--- Start of Listed records ---

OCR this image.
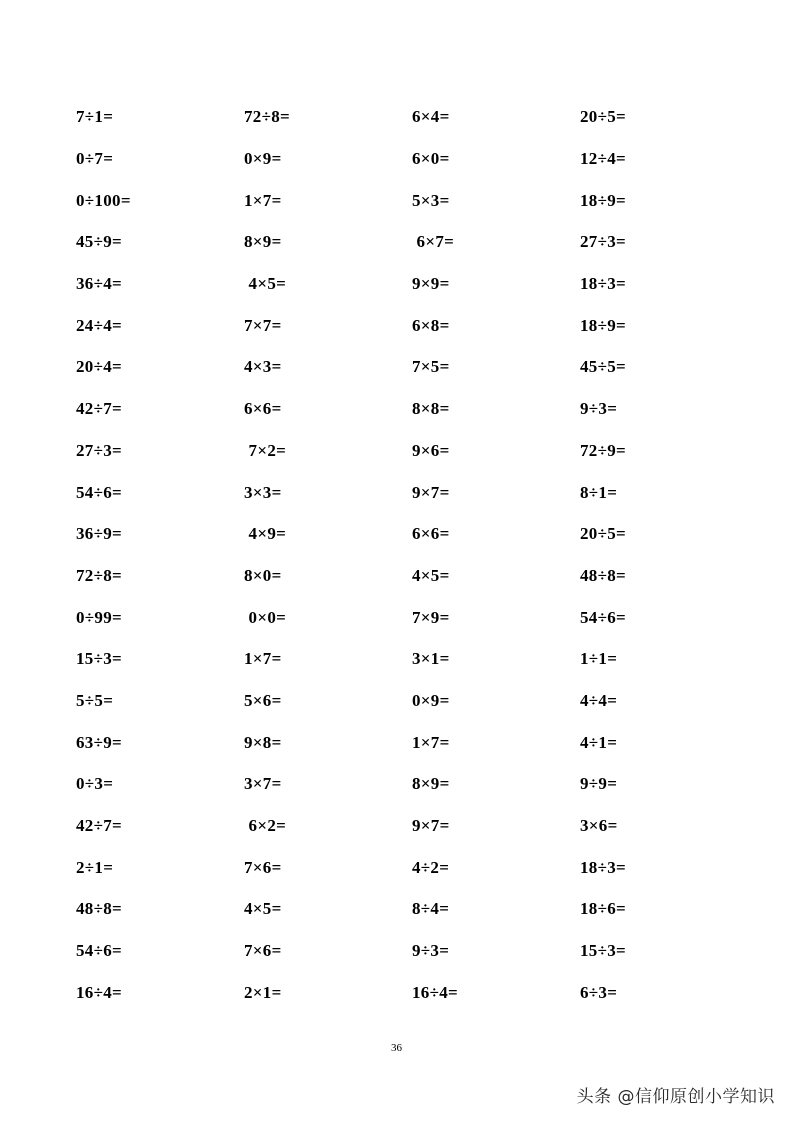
7÷1=	72÷8=	6×4=	20÷5=
0÷7=	0×9=	6×0=	12÷4=
0÷100=	1×7=	5×3=	18÷9=
45÷9=	8×9=	6×7=	27÷3=
36÷4=	4×5=	9×9=	18÷3=
24÷4=	7×7=	6×8=	18÷9=
20÷4=	4×3=	7×5=	45÷5=
42÷7=	6×6=	8×8=	9÷3=
27÷3=	7×2=	9×6=	72÷9=
54÷6=	3×3=	9×7=	8÷1=
36÷9=	4×9=	6×6=	20÷5=
72÷8=	8×0=	4×5=	48÷8=
0÷99=	0×0=	7×9=	54÷6=
15÷3=	1×7=	3×1=	1÷1=
5÷5=	5×6=	0×9=	4÷4=
63÷9=	9×8=	1×7=	4÷1=
0÷3=	3×7=	8×9=	9÷9=
42÷7=	6×2=	9×7=	3×6=
2÷1=	7×6=	4÷2=	18÷3=
48÷8=	4×5=	8÷4=	18÷6=
54÷6=	7×6=	9÷3=	15÷3=
16÷4=	2×1=	16÷4=	6÷3=
36
头条 @信仰原创小学知识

--- End of Listed records ---

_Task to complete:_ Transcribe each entry above exactly, apart from the pictures.

_Result of the exercise:_
OCR this image.
7÷1=	72÷8=	6×4=	20÷5=
0÷7=	0×9=	6×0=	12÷4=
0÷100=	1×7=	5×3=	18÷9=
45÷9=	8×9=	6×7=	27÷3=
36÷4=	4×5=	9×9=	18÷3=
24÷4=	7×7=	6×8=	18÷9=
20÷4=	4×3=	7×5=	45÷5=
42÷7=	6×6=	8×8=	9÷3=
27÷3=	7×2=	9×6=	72÷9=
54÷6=	3×3=	9×7=	8÷1=
36÷9=	4×9=	6×6=	20÷5=
72÷8=	8×0=	4×5=	48÷8=
0÷99=	0×0=	7×9=	54÷6=
15÷3=	1×7=	3×1=	1÷1=
5÷5=	5×6=	0×9=	4÷4=
63÷9=	9×8=	1×7=	4÷1=
0÷3=	3×7=	8×9=	9÷9=
42÷7=	6×2=	9×7=	3×6=
2÷1=	7×6=	4÷2=	18÷3=
48÷8=	4×5=	8÷4=	18÷6=
54÷6=	7×6=	9÷3=	15÷3=
16÷4=	2×1=	16÷4=	6÷3=
36
头条 @信仰原创小学知识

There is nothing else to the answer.